EXERCISE DESCRIPTION: Exactly repeat the full listing that follows.

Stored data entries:

◆ ◆ ◆ ◆ ◆ ◆ ◆

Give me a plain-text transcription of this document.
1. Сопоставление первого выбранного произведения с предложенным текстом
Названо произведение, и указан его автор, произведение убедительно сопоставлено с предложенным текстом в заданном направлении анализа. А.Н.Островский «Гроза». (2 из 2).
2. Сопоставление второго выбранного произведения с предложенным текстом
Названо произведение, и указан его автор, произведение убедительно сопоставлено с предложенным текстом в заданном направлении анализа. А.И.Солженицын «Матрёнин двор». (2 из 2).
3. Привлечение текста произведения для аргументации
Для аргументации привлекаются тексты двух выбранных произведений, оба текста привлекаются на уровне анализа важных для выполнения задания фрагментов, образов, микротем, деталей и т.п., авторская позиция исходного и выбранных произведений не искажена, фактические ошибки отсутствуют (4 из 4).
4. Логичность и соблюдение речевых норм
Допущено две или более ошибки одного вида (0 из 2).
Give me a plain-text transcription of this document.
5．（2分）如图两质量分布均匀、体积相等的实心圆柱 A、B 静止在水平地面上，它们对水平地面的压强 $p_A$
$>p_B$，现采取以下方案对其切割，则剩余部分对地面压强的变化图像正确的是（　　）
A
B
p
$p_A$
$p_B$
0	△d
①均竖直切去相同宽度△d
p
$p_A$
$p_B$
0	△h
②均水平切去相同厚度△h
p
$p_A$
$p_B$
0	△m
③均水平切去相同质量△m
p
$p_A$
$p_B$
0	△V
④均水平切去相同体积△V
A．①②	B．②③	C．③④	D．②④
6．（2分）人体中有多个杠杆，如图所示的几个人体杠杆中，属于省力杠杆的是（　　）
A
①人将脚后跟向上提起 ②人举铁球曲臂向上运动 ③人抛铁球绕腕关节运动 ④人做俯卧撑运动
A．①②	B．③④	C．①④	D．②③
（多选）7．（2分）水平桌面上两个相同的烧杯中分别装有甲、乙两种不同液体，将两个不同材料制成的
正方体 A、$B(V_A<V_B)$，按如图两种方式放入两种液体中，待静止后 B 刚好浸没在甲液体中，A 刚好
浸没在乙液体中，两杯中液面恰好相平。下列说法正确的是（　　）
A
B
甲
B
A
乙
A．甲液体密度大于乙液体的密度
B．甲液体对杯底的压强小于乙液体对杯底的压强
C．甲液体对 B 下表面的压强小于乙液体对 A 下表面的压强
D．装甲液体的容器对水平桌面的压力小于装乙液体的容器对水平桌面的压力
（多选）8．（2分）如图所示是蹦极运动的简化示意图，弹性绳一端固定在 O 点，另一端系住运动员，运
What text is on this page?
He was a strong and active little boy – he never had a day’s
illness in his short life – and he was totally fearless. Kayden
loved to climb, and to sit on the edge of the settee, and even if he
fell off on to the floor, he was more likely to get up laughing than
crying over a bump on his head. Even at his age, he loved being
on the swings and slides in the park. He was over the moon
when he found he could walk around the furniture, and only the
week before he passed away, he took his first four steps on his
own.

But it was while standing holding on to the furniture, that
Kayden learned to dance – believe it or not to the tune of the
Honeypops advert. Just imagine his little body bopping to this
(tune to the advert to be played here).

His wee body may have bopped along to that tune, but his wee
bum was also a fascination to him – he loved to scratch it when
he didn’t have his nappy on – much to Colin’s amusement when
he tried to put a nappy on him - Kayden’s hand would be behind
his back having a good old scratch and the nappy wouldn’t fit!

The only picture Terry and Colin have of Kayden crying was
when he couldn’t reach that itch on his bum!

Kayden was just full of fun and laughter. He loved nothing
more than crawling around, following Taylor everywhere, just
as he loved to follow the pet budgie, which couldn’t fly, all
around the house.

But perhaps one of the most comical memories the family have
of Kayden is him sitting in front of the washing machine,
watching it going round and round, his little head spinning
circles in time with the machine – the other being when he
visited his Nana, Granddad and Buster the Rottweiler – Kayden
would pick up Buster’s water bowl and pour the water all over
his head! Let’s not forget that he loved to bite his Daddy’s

◆ ◆ ◆ ◆ ◆ ◆ ◆

RESULT FOR THIS EXERCISE:
Give me a plain-text transcription of this document.
1. Сопоставление первого выбранного произведения с предложенным текстом
Названо произведение, и указан его автор, произведение убедительно сопоставлено с предложенным текстом в заданном направлении анализа. А.Н.Островский «Гроза». (2 из 2).
2. Сопоставление второго выбранного произведения с предложенным текстом
Названо произведение, и указан его автор, произведение убедительно сопоставлено с предложенным текстом в заданном направлении анализа. А.И.Солженицын «Матрёнин двор». (2 из 2).
3. Привлечение текста произведения для аргументации
Для аргументации привлекаются тексты двух выбранных произведений, оба текста привлекаются на уровне анализа важных для выполнения задания фрагментов, образов, микротем, деталей и т.п., авторская позиция исходного и выбранных произведений не искажена, фактические ошибки отсутствуют (4 из 4).
4. Логичность и соблюдение речевых норм
Допущено две или более ошибки одного вида (0 из 2).
Give me a plain-text transcription of this document.
5．（2分）如图两质量分布均匀、体积相等的实心圆柱 A、B 静止在水平地面上，它们对水平地面的压强 $p_A$
$>p_B$，现采取以下方案对其切割，则剩余部分对地面压强的变化图像正确的是（　　）
A
B
p
$p_A$
$p_B$
0	△d
①均竖直切去相同宽度△d
p
$p_A$
$p_B$
0	△h
②均水平切去相同厚度△h
p
$p_A$
$p_B$
0	△m
③均水平切去相同质量△m
p
$p_A$
$p_B$
0	△V
④均水平切去相同体积△V
A．①②	B．②③	C．③④	D．②④
6．（2分）人体中有多个杠杆，如图所示的几个人体杠杆中，属于省力杠杆的是（　　）
A
①人将脚后跟向上提起 ②人举铁球曲臂向上运动 ③人抛铁球绕腕关节运动 ④人做俯卧撑运动
A．①②	B．③④	C．①④	D．②③
（多选）7．（2分）水平桌面上两个相同的烧杯中分别装有甲、乙两种不同液体，将两个不同材料制成的
正方体 A、$B(V_A<V_B)$，按如图两种方式放入两种液体中，待静止后 B 刚好浸没在甲液体中，A 刚好
浸没在乙液体中，两杯中液面恰好相平。下列说法正确的是（　　）
A
B
甲
B
A
乙
A．甲液体密度大于乙液体的密度
B．甲液体对杯底的压强小于乙液体对杯底的压强
C．甲液体对 B 下表面的压强小于乙液体对 A 下表面的压强
D．装甲液体的容器对水平桌面的压力小于装乙液体的容器对水平桌面的压力
（多选）8．（2分）如图所示是蹦极运动的简化示意图，弹性绳一端固定在 O 点，另一端系住运动员，运
What text is on this page?
He was a strong and active little boy – he never had a day’s
illness in his short life – and he was totally fearless. Kayden
loved to climb, and to sit on the edge of the settee, and even if he
fell off on to the floor, he was more likely to get up laughing than
crying over a bump on his head. Even at his age, he loved being
on the swings and slides in the park. He was over the moon
when he found he could walk around the furniture, and only the
week before he passed away, he took his first four steps on his
own.

But it was while standing holding on to the furniture, that
Kayden learned to dance – believe it or not to the tune of the
Honeypops advert. Just imagine his little body bopping to this
(tune to the advert to be played here).

His wee body may have bopped along to that tune, but his wee
bum was also a fascination to him – he loved to scratch it when
he didn’t have his nappy on – much to Colin’s amusement when
he tried to put a nappy on him - Kayden’s hand would be behind
his back having a good old scratch and the nappy wouldn’t fit!

The only picture Terry and Colin have of Kayden crying was
when he couldn’t reach that itch on his bum!

Kayden was just full of fun and laughter. He loved nothing
more than crawling around, following Taylor everywhere, just
as he loved to follow the pet budgie, which couldn’t fly, all
around the house.

But perhaps one of the most comical memories the family have
of Kayden is him sitting in front of the washing machine,
watching it going round and round, his little head spinning
circles in time with the machine – the other being when he
visited his Nana, Granddad and Buster the Rottweiler – Kayden
would pick up Buster’s water bowl and pour the water all over
his head! Let’s not forget that he loved to bite his Daddy’s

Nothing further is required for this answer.